### What you need to do
Filter the entries, keeping every line with the word "十四个坚持".

### Provided information
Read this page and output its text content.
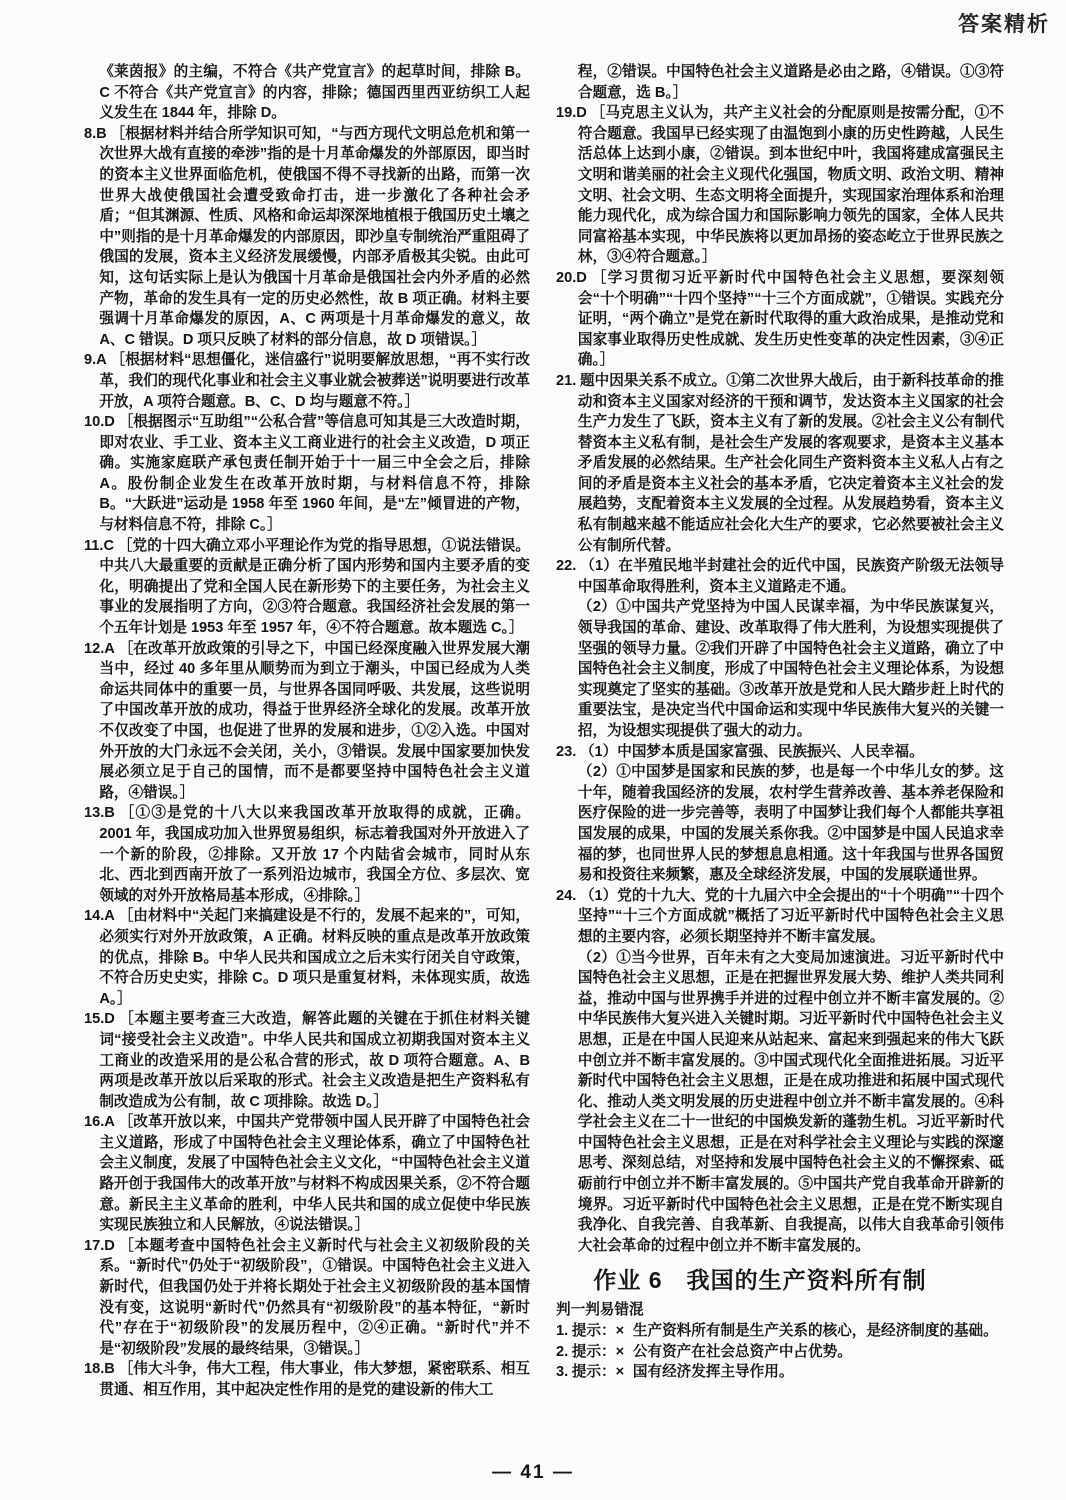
答案精析
《莱茵报》的主编，不符合《共产党宣言》的起草时间，排除 B。C 不符合《共产党宣言》的内容，排除；德国西里西亚纺织工人起义发生在 1844 年，排除 D。
8.B ［根据材料并结合所学知识可知，“与西方现代文明总危机和第一次世界大战有直接的牵涉”指的是十月革命爆发的外部原因，即当时的资本主义世界面临危机，使俄国不得不寻找新的出路，而第一次世界大战使俄国社会遭受致命打击，进一步激化了各种社会矛盾；“但其渊源、性质、风格和命运却深深地植根于俄国历史土壤之中”则指的是十月革命爆发的内部原因，即沙皇专制统治严重阻碍了俄国的发展，资本主义经济发展缓慢，内部矛盾极其尖锐。由此可知，这句话实际上是认为俄国十月革命是俄国社会内外矛盾的必然产物，革命的发生具有一定的历史必然性，故 B 项正确。材料主要强调十月革命爆发的原因，A、C 两项是十月革命爆发的意义，故 A、C 错误。D 项只反映了材料的部分信息，故 D 项错误。］
9.A ［根据材料“思想僵化，迷信盛行”说明要解放思想，“再不实行改革，我们的现代化事业和社会主义事业就会被葬送”说明要进行改革开放，A 项符合题意。B、C、D 均与题意不符。］
10.D ［根据图示“互助组”“公私合营”等信息可知其是三大改造时期，即对农业、手工业、资本主义工商业进行的社会主义改造，D 项正确。实施家庭联产承包责任制开始于十一届三中全会之后，排除 A。股份制企业发生在改革开放时期，与材料信息不符，排除 B。“大跃进”运动是 1958 年至 1960 年间，是“左”倾冒进的产物，与材料信息不符，排除 C。］
11.C ［党的十四大确立邓小平理论作为党的指导思想，①说法错误。中共八大最重要的贡献是正确分析了国内形势和国内主要矛盾的变化，明确提出了党和全国人民在新形势下的主要任务，为社会主义事业的发展指明了方向，②③符合题意。我国经济社会发展的第一个五年计划是 1953 年至 1957 年，④不符合题意。故本题选 C。］
12.A ［在改革开放政策的引导之下，中国已经深度融入世界发展大潮当中，经过 40 多年里从顺势而为到立于潮头，中国已经成为人类命运共同体中的重要一员，与世界各国同呼吸、共发展，这些说明了中国改革开放的成功，得益于世界经济全球化的发展。改革开放不仅改变了中国，也促进了世界的发展和进步，①②入选。中国对外开放的大门永远不会关闭，关小，③错误。发展中国家要加快发展必须立足于自己的国情，而不是都要坚持中国特色社会主义道路，④错误。］
13.B ［①③是党的十八大以来我国改革开放取得的成就，正确。2001 年，我国成功加入世界贸易组织，标志着我国对外开放进入了一个新的阶段，②排除。又开放 17 个内陆省会城市，同时从东北、西北到西南开放了一系列沿边城市，我国全方位、多层次、宽领域的对外开放格局基本形成，④排除。］
14.A ［由材料中“关起门来搞建设是不行的，发展不起来的”，可知，必须实行对外开放政策，A 正确。材料反映的重点是改革开放政策的优点，排除 B。中华人民共和国成立之后未实行闭关自守政策，不符合历史史实，排除 C。D 项只是重复材料，未体现实质，故选 A。］
15.D ［本题主要考查三大改造，解答此题的关键在于抓住材料关键词“接受社会主义改造”。中华人民共和国成立初期我国对资本主义工商业的改造采用的是公私合营的形式，故 D 项符合题意。A、B 两项是改革开放以后采取的形式。社会主义改造是把生产资料私有制改造成为公有制，故 C 项排除。故选 D。］
16.A ［改革开放以来，中国共产党带领中国人民开辟了中国特色社会主义道路，形成了中国特色社会主义理论体系，确立了中国特色社会主义制度，发展了中国特色社会主义文化，“中国特色社会主义道路开创于我国伟大的改革开放”与材料不构成因果关系，②不符合题意。新民主主义革命的胜利，中华人民共和国的成立促使中华民族实现民族独立和人民解放，④说法错误。］
17.D ［本题考查中国特色社会主义新时代与社会主义初级阶段的关系。“新时代”仍处于“初级阶段”，①错误。中国特色社会主义进入新时代，但我国仍处于并将长期处于社会主义初级阶段的基本国情没有变，这说明“新时代”仍然具有“初级阶段”的基本特征，“新时代”存在于“初级阶段”的发展历程中，②④正确。“新时代”并不是“初级阶段”发展的最终结果，③错误。］
18.B ［伟大斗争，伟大工程，伟大事业，伟大梦想，紧密联系、相互贯通、相互作用，其中起决定性作用的是党的建设新的伟大工
程，②错误。中国特色社会主义道路是必由之路，④错误。①③符合题意，选 B。］
19.D ［马克思主义认为，共产主义社会的分配原则是按需分配，①不符合题意。我国早已经实现了由温饱到小康的历史性跨越，人民生活总体上达到小康，②错误。到本世纪中叶，我国将建成富强民主文明和谐美丽的社会主义现代化强国，物质文明、政治文明、精神文明、社会文明、生态文明将全面提升，实现国家治理体系和治理能力现代化，成为综合国力和国际影响力领先的国家，全体人民共同富裕基本实现，中华民族将以更加昂扬的姿态屹立于世界民族之林，③④符合题意。］
20.D ［学习贯彻习近平新时代中国特色社会主义思想，要深刻领会“十个明确”“十四个坚持”“十三个方面成就”，①错误。实践充分证明，“两个确立”是党在新时代取得的重大政治成果，是推动党和国家事业取得历史性成就、发生历史性变革的决定性因素，③④正确。］
21. 题中因果关系不成立。①第二次世界大战后，由于新科技革命的推动和资本主义国家对经济的干预和调节，发达资本主义国家的社会生产力发生了飞跃，资本主义有了新的发展。②社会主义公有制代替资本主义私有制，是社会生产发展的客观要求，是资本主义基本矛盾发展的必然结果。生产社会化同生产资料资本主义私人占有之间的矛盾是资本主义社会的基本矛盾，它决定着资本主义社会的发展趋势，支配着资本主义发展的全过程。从发展趋势看，资本主义私有制越来越不能适应社会化大生产的要求，它必然要被社会主义公有制所代替。
22. （1）在半殖民地半封建社会的近代中国，民族资产阶级无法领导中国革命取得胜利，资本主义道路走不通。
（2）①中国共产党坚持为中国人民谋幸福，为中华民族谋复兴，领导我国的革命、建设、改革取得了伟大胜利，为设想实现提供了坚强的领导力量。②我们开辟了中国特色社会主义道路，确立了中国特色社会主义制度，形成了中国特色社会主义理论体系，为设想实现奠定了坚实的基础。③改革开放是党和人民大踏步赶上时代的重要法宝，是决定当代中国命运和实现中华民族伟大复兴的关键一招，为设想实现提供了强大的动力。
23. （1）中国梦本质是国家富强、民族振兴、人民幸福。
（2）①中国梦是国家和民族的梦，也是每一个中华儿女的梦。这十年，随着我国经济的发展，农村学生营养改善、基本养老保险和医疗保险的进一步完善等，表明了中国梦让我们每个人都能共享祖国发展的成果，中国的发展关系你我。②中国梦是中国人民追求幸福的梦，也同世界人民的梦想息息相通。这十年我国与世界各国贸易和投资往来频繁，惠及全球经济发展，中国的发展联通世界。
24. （1）党的十九大、党的十九届六中全会提出的“十个明确”“十四个坚持”“十三个方面成就”概括了习近平新时代中国特色社会主义思想的主要内容，必须长期坚持并不断丰富发展。
（2）①当今世界，百年未有之大变局加速演进。习近平新时代中国特色社会主义思想，正是在把握世界发展大势、维护人类共同利益，推动中国与世界携手并进的过程中创立并不断丰富发展的。②中华民族伟大复兴进入关键时期。习近平新时代中国特色社会主义思想，正是在中国人民迎来从站起来、富起来到强起来的伟大飞跃中创立并不断丰富发展的。③中国式现代化全面推进拓展。习近平新时代中国特色社会主义思想，正是在成功推进和拓展中国式现代化、推动人类文明发展的历史进程中创立并不断丰富发展的。④科学社会主义在二十一世纪的中国焕发新的蓬勃生机。习近平新时代中国特色社会主义思想，正是在对科学社会主义理论与实践的深邃思考、深刻总结，对坚持和发展中国特色社会主义的不懈探索、砥砺前行中创立并不断丰富发展的。⑤中国共产党自我革命开辟新的境界。习近平新时代中国特色社会主义思想，正是在党不断实现自我净化、自我完善、自我革新、自我提高，以伟大自我革命引领伟大社会革命的过程中创立并不断丰富发展的。
作业 6　我国的生产资料所有制
判一判易错混
1. 提示：× 生产资料所有制是生产关系的核心，是经济制度的基础。
2. 提示：× 公有资产在社会总资产中占优势。
3. 提示：× 国有经济发挥主导作用。
— 41 —
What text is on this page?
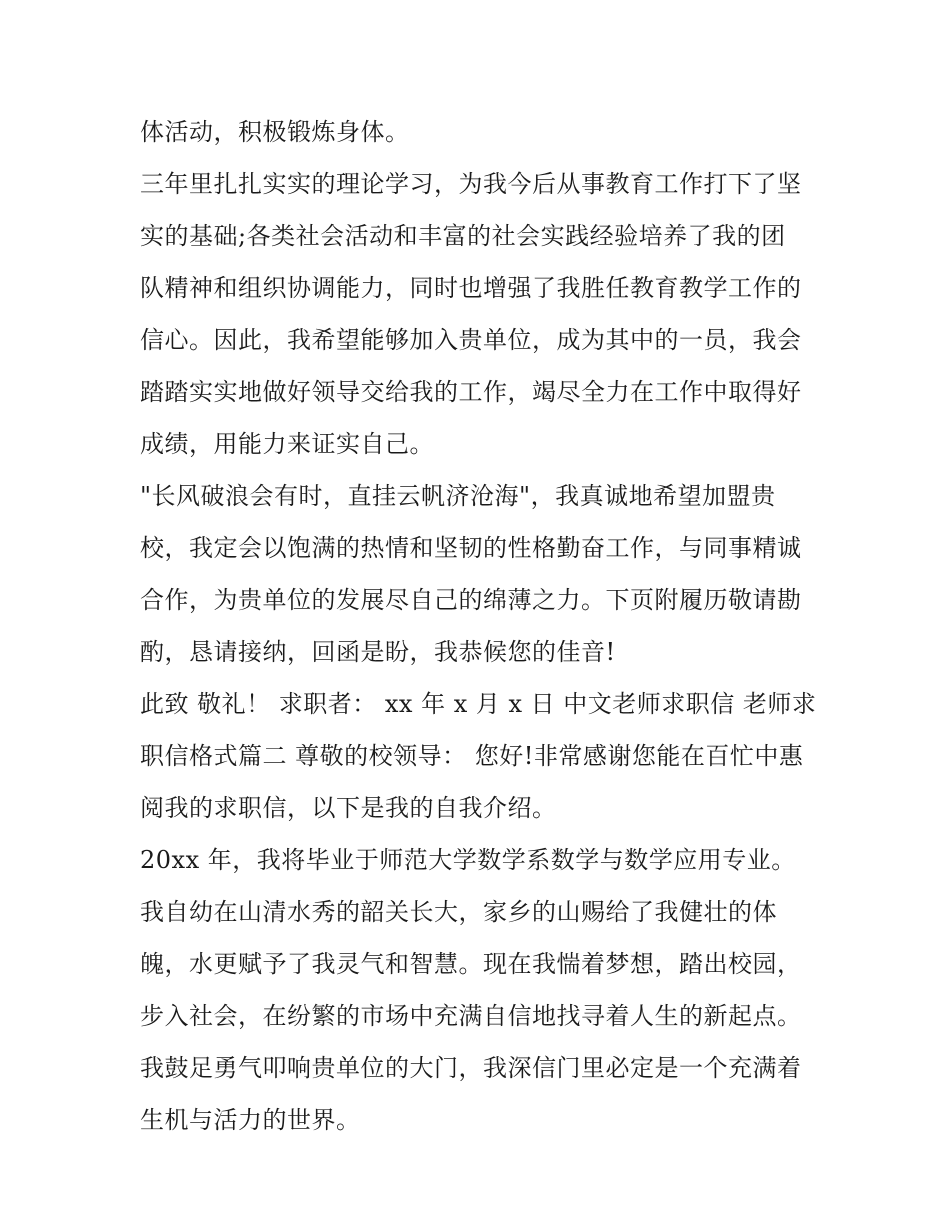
体活动，积极锻炼身体。
三年里扎扎实实的理论学习，为我今后从事教育工作打下了坚
实的基础;各类社会活动和丰富的社会实践经验培养了我的团
队精神和组织协调能力，同时也增强了我胜任教育教学工作的
信心。因此，我希望能够加入贵单位，成为其中的一员，我会
踏踏实实地做好领导交给我的工作，竭尽全力在工作中取得好
成绩，用能力来证实自己。
"长风破浪会有时，直挂云帆济沧海"，我真诚地希望加盟贵
校，我定会以饱满的热情和坚韧的性格勤奋工作，与同事精诚
合作，为贵单位的发展尽自己的绵薄之力。下页附履历敬请勘
酌，恳请接纳，回函是盼，我恭候您的佳音!
此致 敬礼！ 求职者： xx 年 x 月 x 日 中文老师求职信 老师求
职信格式篇二 尊敬的校领导： 您好!非常感谢您能在百忙中惠
阅我的求职信，以下是我的自我介绍。
20xx 年，我将毕业于师范大学数学系数学与数学应用专业。
我自幼在山清水秀的韶关长大，家乡的山赐给了我健壮的体
魄，水更赋予了我灵气和智慧。现在我惴着梦想，踏出校园，
步入社会，在纷繁的市场中充满自信地找寻着人生的新起点。
我鼓足勇气叩响贵单位的大门，我深信门里必定是一个充满着
生机与活力的世界。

### Result below
20.D ［学习贯彻习近平新时代中国特色社会主义思想，要深刻领会“十个明确”“十四个坚持”“十三个方面成就”，①错误。实践充分证明，“两个确立”是党在新时代取得的重大政治成果，是推动党和国家事业取得历史性成就、发生历史性变革的决定性因素，③④正确。］
24. （1）党的十九大、党的十九届六中全会提出的“十个明确”“十四个坚持”“十三个方面成就”概括了习近平新时代中国特色社会主义思想的主要内容，必须长期坚持并不断丰富发展。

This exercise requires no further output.